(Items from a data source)
********
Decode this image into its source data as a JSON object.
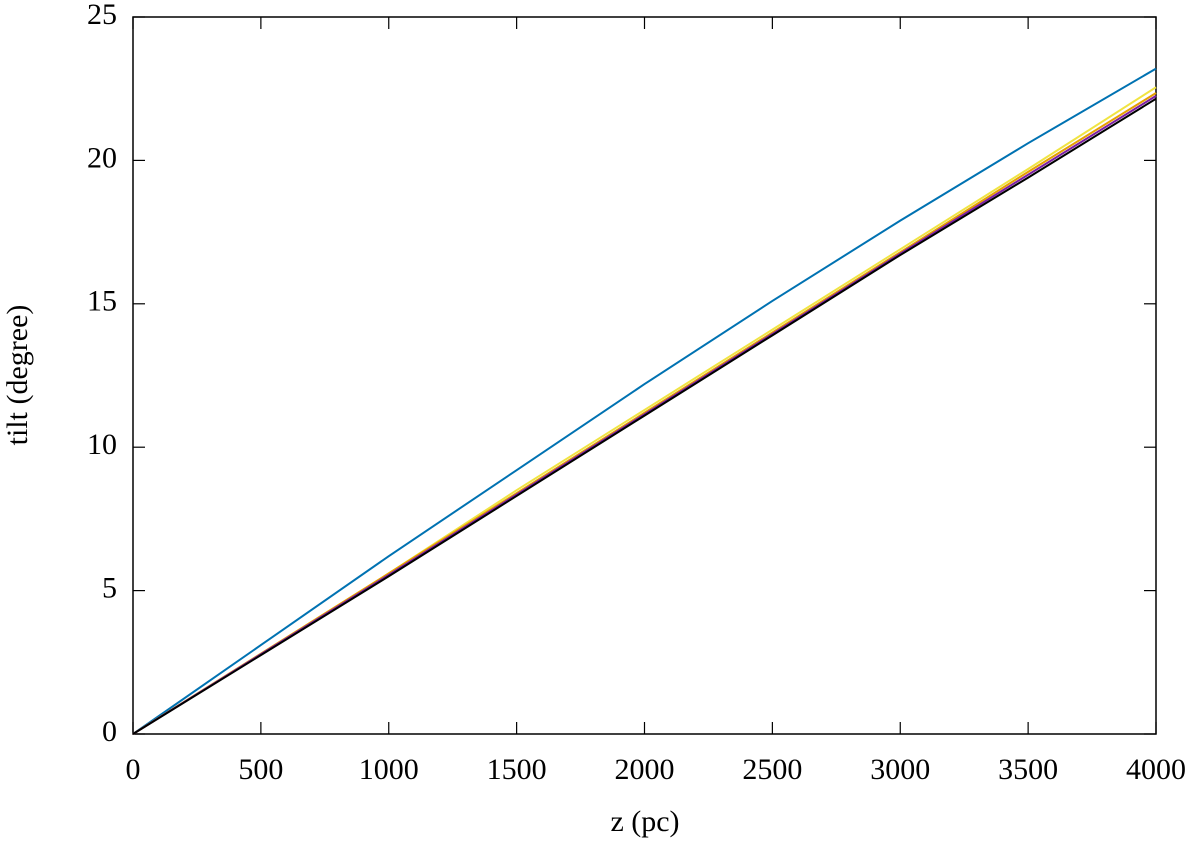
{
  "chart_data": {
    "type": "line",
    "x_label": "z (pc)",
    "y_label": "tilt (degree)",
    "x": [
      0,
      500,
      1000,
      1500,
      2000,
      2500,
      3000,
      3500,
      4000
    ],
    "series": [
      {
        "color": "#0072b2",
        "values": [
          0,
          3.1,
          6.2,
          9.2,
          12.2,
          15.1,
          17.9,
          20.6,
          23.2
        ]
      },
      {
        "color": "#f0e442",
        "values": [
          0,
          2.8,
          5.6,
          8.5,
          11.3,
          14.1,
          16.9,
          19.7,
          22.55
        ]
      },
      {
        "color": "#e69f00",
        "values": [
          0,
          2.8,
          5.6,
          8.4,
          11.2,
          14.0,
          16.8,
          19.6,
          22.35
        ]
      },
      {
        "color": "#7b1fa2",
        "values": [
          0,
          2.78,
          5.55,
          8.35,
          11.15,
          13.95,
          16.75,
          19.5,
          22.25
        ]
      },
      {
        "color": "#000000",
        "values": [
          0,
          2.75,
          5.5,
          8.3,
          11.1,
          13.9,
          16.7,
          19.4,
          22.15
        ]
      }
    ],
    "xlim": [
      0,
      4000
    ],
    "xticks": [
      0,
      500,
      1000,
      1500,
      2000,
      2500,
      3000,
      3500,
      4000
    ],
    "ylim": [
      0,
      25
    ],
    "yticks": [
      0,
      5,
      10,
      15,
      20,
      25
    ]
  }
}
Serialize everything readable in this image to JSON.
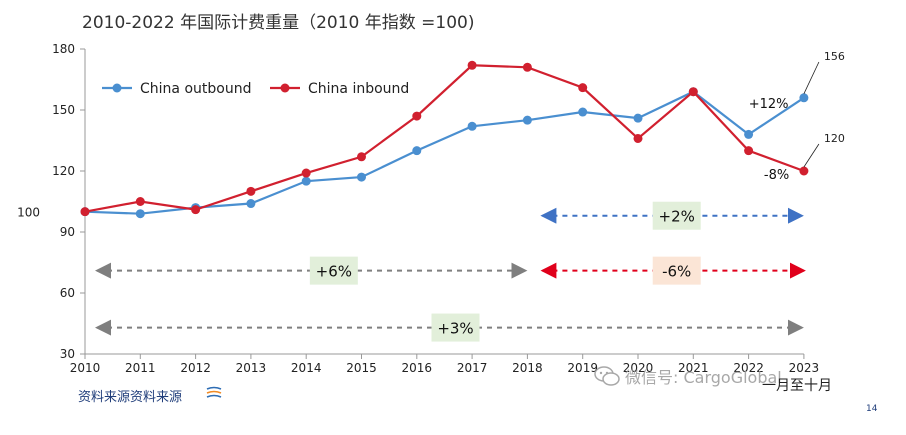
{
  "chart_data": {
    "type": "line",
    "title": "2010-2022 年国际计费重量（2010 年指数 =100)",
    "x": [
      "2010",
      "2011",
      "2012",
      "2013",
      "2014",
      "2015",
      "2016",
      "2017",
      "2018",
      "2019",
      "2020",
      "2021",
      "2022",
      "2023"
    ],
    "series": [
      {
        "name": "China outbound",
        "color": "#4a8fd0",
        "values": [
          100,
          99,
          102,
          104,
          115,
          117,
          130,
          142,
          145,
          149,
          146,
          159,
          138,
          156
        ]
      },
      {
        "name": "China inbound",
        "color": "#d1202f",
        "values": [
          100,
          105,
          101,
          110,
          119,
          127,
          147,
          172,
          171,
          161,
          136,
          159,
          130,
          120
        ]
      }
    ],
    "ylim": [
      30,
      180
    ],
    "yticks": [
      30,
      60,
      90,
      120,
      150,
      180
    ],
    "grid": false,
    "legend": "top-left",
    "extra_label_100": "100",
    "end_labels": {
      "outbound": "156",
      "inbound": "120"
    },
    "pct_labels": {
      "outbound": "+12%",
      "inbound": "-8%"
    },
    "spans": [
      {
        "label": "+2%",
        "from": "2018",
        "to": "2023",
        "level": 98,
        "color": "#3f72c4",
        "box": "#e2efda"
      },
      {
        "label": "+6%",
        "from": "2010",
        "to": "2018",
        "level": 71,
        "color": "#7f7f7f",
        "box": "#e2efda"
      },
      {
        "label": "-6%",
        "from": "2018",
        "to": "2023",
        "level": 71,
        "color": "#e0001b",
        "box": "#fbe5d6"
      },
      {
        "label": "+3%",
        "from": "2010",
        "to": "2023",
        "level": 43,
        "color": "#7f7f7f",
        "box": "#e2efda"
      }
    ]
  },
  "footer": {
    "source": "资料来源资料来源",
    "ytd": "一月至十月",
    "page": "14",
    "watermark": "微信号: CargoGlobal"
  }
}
********
### [EXERCISE PROMPT]
From the listing above, pick out each line where the word "JSON" appears.

### [COMPLETE ANSWER]
Decode this image into its source data as a JSON object.
Serialize everything readable in this image to JSON.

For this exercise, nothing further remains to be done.